====== AUSGEWÄHLTER AUSZUG ======
BFH zum Termingeschäft i.S. des § 20 Abs. 2 Satz 1 Nr. 3 Buchst. a EStG
- Ein auf Differenzausgleich gerichtetes Devisentermingeschäft kann auch vorliegen, wenn das Gegengeschäft dem Eröffnungsgeschäft nachfolgt. Jedoch müssen beide Geschäfte derart miteinander verknüpft sein, dass der auf die Realisierung einer positiven oder negativen Differenz aus Eröffnungs- und Gegengeschäft gerichtete Wille der Vertragsbeteiligten ersichtlich ist. Es genügt nicht, dass dem Eröffnungsgeschäft tatsächlich ein Gegengeschäft lediglich nachfolgt, das dessen Erfüllung dient.
- § 23 Abs. 1 Satz 1 Nr. 2 EStG in der im Streitjahr 2011 geltenden Fassung unterfallen keine Fremdwährungsgeschäfte, bei denen die Veräußerung früher erfolgt als der Erwerb (sog. Leerverkäufe).
BFH-Urteil vom 24.10.2017, VIII R 35/15 (veröffentlicht am 24.1.2018)
EStG § 20 Abs. 2 Satz 1 Nr. 3 Buchst. a, § 22 Nr. 2, § 23 Abs. 1 Satz 1 Nr. 2
Vorinstanz: FG München, Außensenate Augsburg, vom 10.9.2015, 15 K 2243/13 (EFG 2016 S. 563 = SIS 16 03 90)
I. Streitig ist, ob vom Kläger und Revisionsbeklagten (Kläger) erlittene Verluste aus Devisengeschäften gemäß § 20 Abs. 2 Satz 1 Nr. 3 Buchst. a des Einkommensteuergesetzes in der im Streitjahr (2011) geltenden Fassung (EStG) steuerlich zu berücksichtigen sind.
Der Kläger und die Klägerin und Revisionsbeklagte (Klägerin), die im Streitjahr zusammen zur Einkommensteuer veranlagt wurden, erklärten in ihrer Steuererklärung u.a. in der Anlage SO Verluste in Höhe von 10.292 €, die aus Devisengeschäften des Klägers resultierten. Dieser hatte am 22.1.2010 bzw. 28.7.2010 jeweils zu einem in der Zukunft liegenden Stichtag (hier: 26.1.2011 bzw. 29.7.2011) für einen bereits im Zeitpunkt des Vertragsschlusses festgelegten Betrag Devisen (JPY) an das Kreditinstitut veräußert. Die zum Ausgleich erforderlichen Devisen erwarb er erst später (hier: 26.1.2011 bzw. 7.3.2011) mit Wirkung zum Fälligkeitstag. Die Devisengeschäfte waren als Liefergeschäfte abgeschlossen und abgewickelt worden.
====== GESAMMELTE DATEN ======
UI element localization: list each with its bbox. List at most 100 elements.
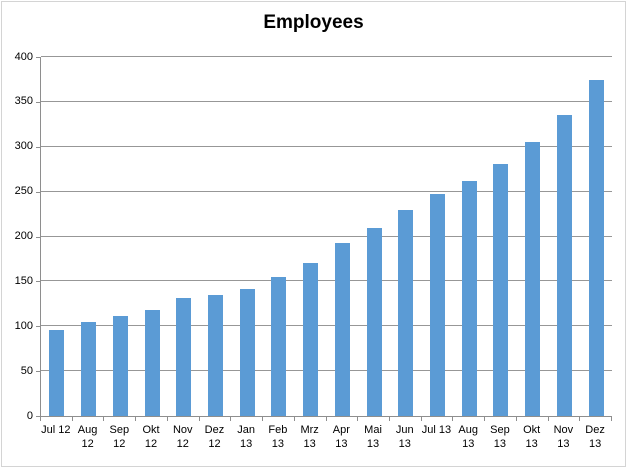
======
• [ARBEITSANWEISUNG]:
Überarbeite den Auszug zum Termingeschäft zwischen „BFH zum Termingeschäft“ und „dessen Erfüllung dient.“ einschließlich und ersetze dabei „Devisentermingeschäft“ durch „Währungstermingeschäft“.

• [RICHTIGE ANTWORT]:
BFH zum Termingeschäft i.S. des § 20 Abs. 2 Satz 1 Nr. 3 Buchst. a EStG
- Ein auf Differenzausgleich gerichtetes Währungstermingeschäft kann auch vorliegen, wenn das Gegengeschäft dem Eröffnungsgeschäft nachfolgt. Jedoch müssen beide Geschäfte derart miteinander verknüpft sein, dass der auf die Realisierung einer positiven oder negativen Differenz aus Eröffnungs- und Gegengeschäft gerichtete Wille der Vertragsbeteiligten ersichtlich ist. Es genügt nicht, dass dem Eröffnungsgeschäft tatsächlich ein Gegengeschäft lediglich nachfolgt, das dessen Erfüllung dient.